>> Start Record list

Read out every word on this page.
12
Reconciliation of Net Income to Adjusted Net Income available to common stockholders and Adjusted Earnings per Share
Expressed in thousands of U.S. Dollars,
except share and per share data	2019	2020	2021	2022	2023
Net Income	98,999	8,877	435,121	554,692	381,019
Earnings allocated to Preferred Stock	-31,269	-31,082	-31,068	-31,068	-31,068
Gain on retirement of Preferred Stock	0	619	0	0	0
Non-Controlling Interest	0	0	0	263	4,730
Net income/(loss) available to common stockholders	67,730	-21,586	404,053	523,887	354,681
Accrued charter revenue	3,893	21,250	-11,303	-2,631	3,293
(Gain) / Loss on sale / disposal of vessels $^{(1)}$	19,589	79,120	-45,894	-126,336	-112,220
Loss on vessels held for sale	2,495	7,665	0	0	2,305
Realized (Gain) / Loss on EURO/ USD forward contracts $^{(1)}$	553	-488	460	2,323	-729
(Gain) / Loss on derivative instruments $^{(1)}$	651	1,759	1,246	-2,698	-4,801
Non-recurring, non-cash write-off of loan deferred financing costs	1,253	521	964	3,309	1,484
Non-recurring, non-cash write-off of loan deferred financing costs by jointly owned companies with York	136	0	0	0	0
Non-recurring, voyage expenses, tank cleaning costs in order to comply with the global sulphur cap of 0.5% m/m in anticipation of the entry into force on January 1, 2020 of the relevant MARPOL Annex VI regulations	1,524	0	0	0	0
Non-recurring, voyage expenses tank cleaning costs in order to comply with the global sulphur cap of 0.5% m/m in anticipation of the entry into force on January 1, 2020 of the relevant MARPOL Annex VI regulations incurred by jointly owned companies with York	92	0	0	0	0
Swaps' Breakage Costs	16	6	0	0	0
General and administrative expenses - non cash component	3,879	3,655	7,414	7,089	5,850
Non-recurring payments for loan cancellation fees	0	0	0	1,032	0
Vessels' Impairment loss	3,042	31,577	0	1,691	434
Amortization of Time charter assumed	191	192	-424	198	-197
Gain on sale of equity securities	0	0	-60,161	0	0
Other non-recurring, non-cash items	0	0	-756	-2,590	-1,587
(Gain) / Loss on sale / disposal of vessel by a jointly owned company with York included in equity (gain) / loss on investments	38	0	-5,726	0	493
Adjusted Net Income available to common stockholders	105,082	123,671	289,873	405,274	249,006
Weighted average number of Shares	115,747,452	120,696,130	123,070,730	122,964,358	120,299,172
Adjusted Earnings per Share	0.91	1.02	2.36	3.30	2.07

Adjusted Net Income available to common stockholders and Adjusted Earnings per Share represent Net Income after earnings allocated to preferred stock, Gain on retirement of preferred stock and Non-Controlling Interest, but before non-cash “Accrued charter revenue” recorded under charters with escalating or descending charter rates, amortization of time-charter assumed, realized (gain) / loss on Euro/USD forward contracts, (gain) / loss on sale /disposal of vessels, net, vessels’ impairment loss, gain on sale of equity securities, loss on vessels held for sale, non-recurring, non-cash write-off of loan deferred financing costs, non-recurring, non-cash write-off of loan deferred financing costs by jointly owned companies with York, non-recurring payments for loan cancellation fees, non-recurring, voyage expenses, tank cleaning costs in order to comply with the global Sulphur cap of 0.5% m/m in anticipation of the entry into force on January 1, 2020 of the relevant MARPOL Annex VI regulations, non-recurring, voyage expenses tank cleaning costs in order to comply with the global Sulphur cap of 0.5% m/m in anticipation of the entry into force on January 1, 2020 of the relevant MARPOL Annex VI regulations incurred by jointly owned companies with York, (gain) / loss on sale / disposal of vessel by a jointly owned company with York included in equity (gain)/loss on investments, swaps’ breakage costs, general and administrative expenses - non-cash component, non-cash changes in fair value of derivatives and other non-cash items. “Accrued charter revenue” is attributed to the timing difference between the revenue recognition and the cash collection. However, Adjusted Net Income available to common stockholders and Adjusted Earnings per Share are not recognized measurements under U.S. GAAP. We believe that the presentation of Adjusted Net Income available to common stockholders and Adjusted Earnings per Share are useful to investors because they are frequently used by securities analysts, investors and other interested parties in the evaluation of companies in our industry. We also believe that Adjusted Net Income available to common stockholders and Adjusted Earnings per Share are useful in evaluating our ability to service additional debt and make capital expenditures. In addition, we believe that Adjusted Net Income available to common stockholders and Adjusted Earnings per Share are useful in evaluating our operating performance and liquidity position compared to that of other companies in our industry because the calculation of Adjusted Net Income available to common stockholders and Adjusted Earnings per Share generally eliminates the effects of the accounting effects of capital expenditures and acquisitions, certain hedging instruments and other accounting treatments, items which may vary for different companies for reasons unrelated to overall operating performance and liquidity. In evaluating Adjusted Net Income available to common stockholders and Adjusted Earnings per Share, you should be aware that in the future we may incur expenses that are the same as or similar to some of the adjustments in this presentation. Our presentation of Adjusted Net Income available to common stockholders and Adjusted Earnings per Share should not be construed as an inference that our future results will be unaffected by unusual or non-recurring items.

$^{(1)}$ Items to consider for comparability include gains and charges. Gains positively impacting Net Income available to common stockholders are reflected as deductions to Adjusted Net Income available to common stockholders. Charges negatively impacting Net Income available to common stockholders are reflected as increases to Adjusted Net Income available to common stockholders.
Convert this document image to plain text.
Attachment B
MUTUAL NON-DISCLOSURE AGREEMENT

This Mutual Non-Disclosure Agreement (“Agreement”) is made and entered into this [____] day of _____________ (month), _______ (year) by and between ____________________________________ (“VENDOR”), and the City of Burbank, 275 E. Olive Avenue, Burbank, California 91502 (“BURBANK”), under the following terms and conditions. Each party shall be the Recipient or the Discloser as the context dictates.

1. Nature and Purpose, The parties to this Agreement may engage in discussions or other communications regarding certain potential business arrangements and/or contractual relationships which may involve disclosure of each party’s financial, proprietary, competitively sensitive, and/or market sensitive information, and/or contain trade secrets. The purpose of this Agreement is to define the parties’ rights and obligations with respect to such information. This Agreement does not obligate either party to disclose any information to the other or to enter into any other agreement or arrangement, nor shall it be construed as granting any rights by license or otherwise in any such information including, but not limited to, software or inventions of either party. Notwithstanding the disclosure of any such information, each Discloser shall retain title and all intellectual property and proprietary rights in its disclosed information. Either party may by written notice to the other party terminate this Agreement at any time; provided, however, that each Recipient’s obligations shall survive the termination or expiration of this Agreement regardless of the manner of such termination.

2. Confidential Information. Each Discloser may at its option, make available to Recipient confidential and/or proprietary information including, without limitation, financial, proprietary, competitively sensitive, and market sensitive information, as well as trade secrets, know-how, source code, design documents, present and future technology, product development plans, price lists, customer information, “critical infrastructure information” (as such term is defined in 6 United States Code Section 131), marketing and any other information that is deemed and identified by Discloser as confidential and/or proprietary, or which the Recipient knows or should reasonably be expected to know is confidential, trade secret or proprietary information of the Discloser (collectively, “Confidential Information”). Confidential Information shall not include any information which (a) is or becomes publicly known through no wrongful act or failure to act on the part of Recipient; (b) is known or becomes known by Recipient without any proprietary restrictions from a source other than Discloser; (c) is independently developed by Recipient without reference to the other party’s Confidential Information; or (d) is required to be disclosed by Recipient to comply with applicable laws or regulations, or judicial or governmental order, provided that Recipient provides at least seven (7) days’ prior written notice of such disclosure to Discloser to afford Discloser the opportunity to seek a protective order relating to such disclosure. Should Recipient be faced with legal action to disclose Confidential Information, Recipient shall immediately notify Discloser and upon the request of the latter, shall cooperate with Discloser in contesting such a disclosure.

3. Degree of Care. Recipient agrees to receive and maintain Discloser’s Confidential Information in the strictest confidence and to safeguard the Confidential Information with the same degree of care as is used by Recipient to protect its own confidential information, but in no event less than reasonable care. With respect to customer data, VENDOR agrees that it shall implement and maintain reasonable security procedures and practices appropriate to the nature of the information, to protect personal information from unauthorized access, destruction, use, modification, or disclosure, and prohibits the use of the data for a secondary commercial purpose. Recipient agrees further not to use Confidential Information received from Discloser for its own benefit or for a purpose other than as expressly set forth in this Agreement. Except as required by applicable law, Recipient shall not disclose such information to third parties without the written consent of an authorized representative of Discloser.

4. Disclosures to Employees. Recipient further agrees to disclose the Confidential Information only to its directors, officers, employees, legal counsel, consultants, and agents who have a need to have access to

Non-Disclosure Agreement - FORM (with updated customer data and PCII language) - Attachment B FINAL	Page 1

>> End Record list

- **Exercise requirements**
Set out every line from the material that contains the string "Attachment".

- **Answer to the problem**
Attachment B
Non-Disclosure Agreement - FORM (with updated customer data and PCII language) - Attachment B FINAL	Page 1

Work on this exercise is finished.